Objective: Find the lines containing the word "screenshot" and copy every one of them.
* start Records to use *
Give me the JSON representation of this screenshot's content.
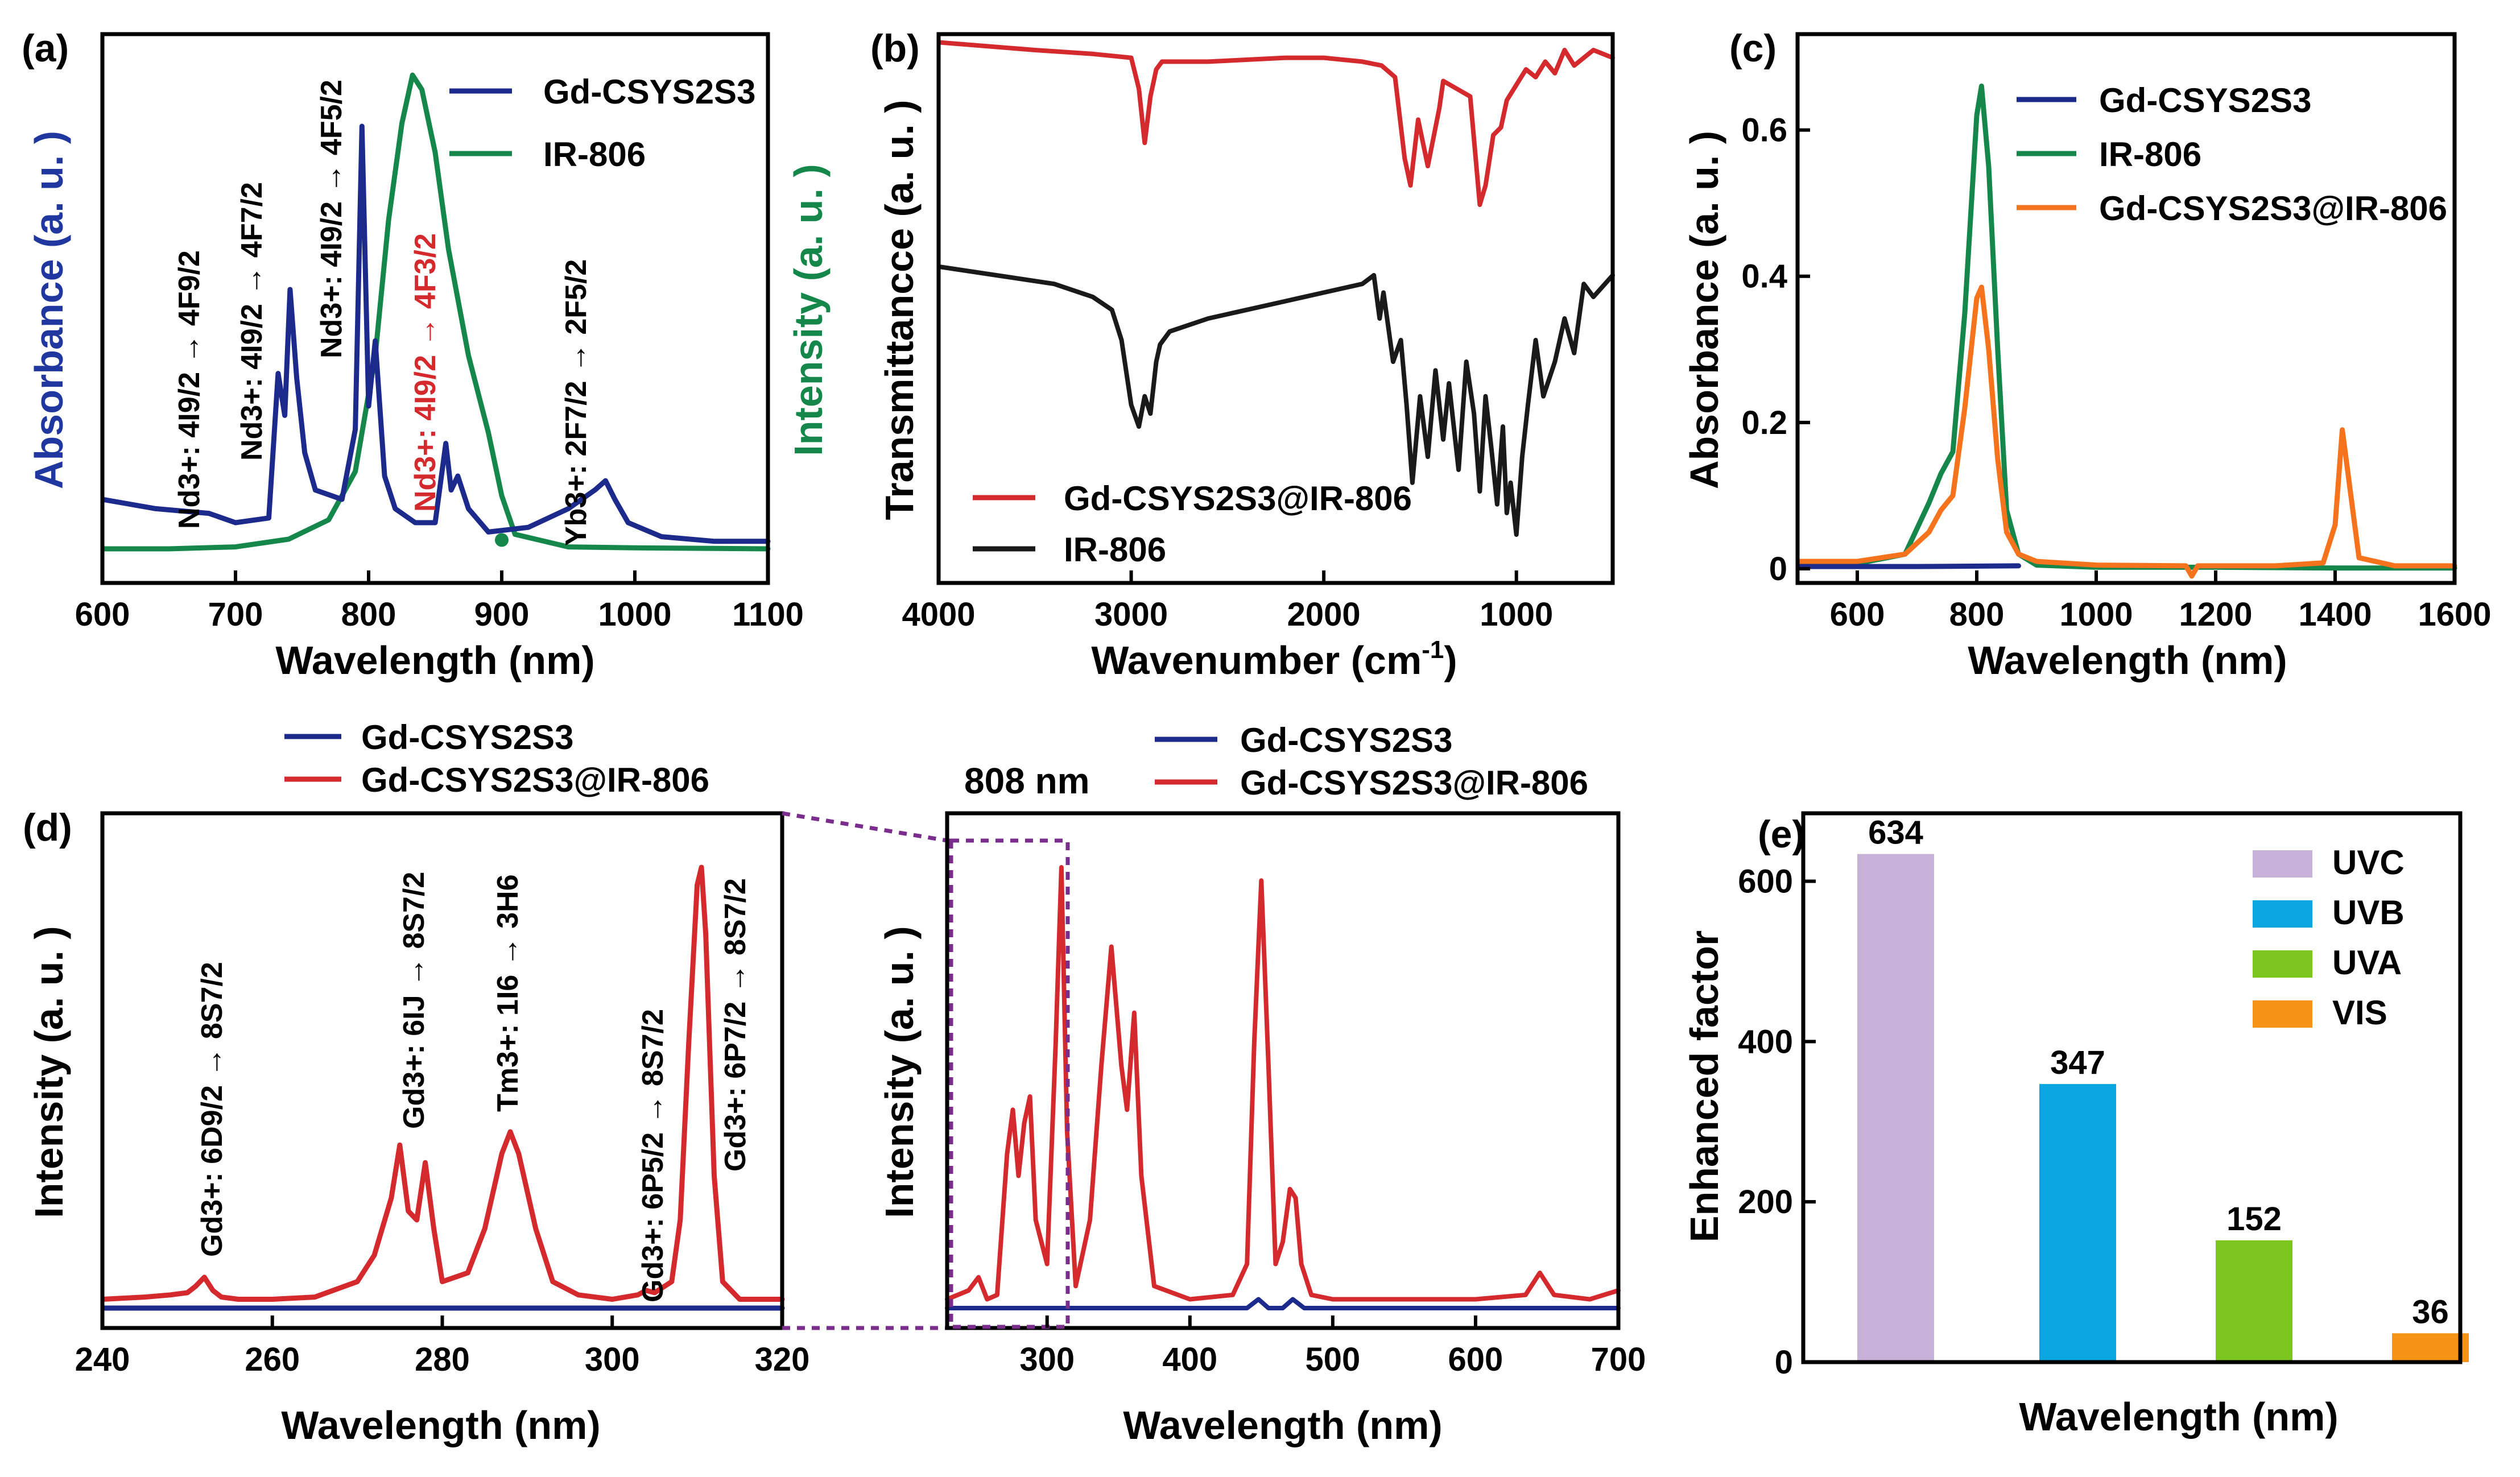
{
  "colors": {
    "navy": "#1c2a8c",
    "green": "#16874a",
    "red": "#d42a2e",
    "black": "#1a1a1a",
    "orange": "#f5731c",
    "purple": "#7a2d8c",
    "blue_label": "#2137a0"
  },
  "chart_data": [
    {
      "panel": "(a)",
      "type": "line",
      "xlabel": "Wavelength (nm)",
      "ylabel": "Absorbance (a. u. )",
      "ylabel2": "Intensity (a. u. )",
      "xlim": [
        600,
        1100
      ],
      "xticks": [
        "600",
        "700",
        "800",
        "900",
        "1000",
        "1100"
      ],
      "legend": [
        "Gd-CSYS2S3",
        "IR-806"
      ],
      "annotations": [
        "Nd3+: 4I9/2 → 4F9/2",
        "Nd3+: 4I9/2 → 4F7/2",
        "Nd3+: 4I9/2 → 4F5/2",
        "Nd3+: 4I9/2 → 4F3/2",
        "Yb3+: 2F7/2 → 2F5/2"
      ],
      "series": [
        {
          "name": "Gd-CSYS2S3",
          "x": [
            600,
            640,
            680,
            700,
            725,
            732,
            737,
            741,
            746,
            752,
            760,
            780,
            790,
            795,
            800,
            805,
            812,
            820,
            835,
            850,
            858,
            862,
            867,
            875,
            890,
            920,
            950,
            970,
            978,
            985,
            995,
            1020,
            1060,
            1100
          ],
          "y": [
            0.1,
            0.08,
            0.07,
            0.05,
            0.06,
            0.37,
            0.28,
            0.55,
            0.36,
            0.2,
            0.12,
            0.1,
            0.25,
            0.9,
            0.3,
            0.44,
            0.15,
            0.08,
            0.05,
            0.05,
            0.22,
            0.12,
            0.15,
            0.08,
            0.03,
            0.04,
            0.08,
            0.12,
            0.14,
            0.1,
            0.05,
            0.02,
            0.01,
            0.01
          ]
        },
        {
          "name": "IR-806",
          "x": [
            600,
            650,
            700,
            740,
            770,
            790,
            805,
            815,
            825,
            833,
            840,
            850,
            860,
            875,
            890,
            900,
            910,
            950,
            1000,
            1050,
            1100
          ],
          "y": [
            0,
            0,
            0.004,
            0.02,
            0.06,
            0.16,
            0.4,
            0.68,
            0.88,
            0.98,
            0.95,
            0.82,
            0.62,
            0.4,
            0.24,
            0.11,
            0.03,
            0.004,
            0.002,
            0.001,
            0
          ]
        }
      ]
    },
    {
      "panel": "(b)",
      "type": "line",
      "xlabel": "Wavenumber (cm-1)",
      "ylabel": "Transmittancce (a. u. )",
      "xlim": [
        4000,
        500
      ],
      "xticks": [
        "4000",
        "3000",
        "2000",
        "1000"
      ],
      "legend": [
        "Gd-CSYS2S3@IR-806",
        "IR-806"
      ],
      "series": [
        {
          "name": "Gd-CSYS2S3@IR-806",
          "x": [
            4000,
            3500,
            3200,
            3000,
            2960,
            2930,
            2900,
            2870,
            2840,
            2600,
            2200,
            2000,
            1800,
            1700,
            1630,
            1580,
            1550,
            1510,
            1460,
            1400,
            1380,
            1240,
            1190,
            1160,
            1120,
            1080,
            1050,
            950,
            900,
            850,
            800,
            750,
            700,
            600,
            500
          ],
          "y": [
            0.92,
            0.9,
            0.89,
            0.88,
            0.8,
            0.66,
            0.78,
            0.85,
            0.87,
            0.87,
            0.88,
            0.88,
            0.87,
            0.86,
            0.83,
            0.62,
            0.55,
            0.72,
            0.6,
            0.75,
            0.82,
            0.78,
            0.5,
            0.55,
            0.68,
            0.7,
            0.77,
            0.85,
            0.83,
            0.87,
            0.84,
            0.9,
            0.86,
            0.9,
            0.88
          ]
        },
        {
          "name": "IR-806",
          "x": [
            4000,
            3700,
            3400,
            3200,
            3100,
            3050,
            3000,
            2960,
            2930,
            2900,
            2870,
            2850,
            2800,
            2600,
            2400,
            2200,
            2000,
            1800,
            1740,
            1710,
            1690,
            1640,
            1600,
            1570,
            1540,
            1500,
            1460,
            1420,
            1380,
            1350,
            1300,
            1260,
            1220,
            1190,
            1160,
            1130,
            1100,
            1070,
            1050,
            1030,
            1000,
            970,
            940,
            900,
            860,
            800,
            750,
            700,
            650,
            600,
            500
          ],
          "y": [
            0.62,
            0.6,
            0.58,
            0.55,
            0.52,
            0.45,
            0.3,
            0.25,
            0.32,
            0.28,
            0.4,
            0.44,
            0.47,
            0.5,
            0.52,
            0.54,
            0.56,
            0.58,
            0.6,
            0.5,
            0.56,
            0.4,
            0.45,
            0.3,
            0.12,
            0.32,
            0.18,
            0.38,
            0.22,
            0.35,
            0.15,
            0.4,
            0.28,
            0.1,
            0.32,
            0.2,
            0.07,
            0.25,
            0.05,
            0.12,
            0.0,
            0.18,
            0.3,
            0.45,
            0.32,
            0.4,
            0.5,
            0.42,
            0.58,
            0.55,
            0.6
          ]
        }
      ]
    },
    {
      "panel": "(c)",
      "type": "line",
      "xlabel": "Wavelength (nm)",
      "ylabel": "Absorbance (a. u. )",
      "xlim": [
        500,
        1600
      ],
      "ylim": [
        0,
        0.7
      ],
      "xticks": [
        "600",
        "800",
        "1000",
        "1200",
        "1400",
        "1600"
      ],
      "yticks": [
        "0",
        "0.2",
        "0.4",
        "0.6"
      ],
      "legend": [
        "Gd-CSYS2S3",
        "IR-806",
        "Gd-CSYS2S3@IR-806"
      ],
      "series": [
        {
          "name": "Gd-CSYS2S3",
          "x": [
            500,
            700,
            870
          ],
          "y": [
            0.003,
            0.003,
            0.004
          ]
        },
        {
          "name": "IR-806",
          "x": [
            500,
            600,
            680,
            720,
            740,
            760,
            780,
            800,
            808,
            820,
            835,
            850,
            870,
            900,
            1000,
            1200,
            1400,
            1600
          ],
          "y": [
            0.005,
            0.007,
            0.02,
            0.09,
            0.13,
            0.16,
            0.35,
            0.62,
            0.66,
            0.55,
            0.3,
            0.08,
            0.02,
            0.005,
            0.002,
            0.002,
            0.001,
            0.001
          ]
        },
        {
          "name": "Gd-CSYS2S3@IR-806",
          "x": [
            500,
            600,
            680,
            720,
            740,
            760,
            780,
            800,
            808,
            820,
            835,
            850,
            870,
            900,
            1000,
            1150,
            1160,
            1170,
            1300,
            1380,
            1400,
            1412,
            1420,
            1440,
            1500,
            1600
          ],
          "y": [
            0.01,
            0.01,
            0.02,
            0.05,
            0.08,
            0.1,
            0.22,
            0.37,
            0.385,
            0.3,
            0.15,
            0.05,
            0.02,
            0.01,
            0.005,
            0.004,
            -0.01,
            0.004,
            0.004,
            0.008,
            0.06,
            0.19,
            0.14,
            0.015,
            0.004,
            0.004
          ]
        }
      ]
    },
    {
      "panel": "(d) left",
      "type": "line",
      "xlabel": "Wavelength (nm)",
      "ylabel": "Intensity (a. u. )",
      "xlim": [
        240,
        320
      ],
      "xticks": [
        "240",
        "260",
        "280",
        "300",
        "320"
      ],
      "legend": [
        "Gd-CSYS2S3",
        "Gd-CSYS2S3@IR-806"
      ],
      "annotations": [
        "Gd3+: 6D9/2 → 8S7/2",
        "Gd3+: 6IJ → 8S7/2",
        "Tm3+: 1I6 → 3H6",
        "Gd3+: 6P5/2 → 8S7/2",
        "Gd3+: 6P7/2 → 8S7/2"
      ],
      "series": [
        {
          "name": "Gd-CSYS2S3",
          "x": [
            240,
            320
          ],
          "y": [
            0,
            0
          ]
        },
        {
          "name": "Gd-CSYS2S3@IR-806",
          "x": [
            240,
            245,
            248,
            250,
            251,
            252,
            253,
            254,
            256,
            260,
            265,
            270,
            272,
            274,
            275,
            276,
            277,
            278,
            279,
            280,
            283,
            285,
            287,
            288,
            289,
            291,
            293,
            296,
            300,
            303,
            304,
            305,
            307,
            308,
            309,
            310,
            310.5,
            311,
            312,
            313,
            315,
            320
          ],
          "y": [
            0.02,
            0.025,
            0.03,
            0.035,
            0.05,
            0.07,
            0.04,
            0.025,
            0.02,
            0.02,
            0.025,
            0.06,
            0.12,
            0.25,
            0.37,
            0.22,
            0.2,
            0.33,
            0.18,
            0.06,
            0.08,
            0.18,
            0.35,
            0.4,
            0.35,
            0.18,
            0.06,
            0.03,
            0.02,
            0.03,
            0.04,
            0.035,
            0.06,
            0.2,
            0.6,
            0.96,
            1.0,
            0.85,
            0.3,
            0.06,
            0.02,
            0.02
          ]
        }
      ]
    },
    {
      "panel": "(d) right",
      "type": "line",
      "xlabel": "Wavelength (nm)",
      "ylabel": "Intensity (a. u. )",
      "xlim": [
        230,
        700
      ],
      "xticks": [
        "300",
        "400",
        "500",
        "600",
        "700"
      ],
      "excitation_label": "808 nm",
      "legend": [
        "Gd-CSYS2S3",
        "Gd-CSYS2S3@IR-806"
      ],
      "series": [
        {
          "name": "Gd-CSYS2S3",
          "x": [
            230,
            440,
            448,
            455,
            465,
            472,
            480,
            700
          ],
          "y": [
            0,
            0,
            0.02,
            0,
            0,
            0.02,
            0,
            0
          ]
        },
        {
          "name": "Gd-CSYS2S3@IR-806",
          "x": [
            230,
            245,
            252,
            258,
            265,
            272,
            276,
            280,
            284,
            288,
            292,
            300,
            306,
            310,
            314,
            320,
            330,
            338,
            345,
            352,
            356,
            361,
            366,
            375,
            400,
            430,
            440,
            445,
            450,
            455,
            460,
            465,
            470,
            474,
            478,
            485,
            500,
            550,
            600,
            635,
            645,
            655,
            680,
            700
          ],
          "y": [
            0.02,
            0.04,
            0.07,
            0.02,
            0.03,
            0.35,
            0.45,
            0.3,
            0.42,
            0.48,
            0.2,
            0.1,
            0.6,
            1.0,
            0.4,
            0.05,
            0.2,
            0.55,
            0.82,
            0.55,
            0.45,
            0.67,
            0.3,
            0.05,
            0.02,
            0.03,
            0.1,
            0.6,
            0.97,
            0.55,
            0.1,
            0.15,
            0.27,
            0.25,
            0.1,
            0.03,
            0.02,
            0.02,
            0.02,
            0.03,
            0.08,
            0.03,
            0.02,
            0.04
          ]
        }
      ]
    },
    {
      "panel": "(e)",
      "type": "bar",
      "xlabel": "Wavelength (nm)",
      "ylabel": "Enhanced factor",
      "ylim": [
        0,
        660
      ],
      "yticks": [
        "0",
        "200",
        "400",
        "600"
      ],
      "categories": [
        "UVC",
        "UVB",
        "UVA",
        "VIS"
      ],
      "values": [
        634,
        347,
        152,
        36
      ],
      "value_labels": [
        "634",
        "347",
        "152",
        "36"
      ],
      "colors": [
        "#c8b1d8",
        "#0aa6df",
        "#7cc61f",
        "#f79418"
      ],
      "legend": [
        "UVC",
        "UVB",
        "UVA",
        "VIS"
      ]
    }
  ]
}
* end Records to use *
* start Records to use *
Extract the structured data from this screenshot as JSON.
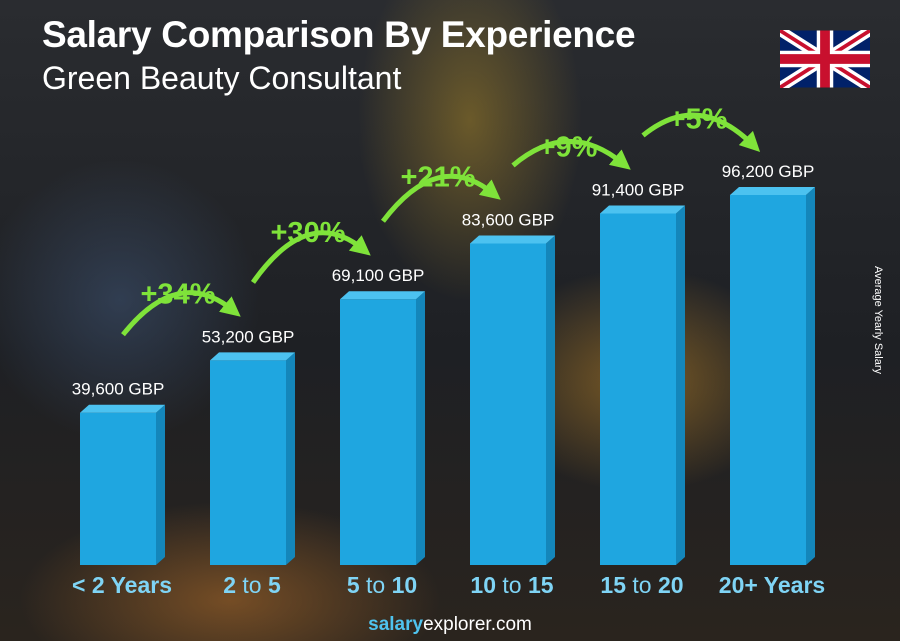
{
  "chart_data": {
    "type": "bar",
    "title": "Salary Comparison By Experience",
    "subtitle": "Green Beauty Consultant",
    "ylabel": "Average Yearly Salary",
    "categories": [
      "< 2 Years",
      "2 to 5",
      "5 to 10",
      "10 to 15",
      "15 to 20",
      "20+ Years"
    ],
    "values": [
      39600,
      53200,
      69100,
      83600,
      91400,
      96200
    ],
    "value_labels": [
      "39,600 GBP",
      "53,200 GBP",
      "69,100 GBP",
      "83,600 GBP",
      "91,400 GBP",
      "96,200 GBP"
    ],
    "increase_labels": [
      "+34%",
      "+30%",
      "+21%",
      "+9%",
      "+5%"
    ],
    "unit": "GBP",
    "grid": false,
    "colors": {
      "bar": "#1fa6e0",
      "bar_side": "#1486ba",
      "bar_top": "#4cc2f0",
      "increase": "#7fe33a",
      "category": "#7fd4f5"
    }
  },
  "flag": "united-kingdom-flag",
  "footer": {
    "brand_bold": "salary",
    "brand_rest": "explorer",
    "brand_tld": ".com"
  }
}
* end Records to use *
Exercise answer:
Give me the JSON representation of this screenshot's content.
Extract the structured data from this screenshot as JSON.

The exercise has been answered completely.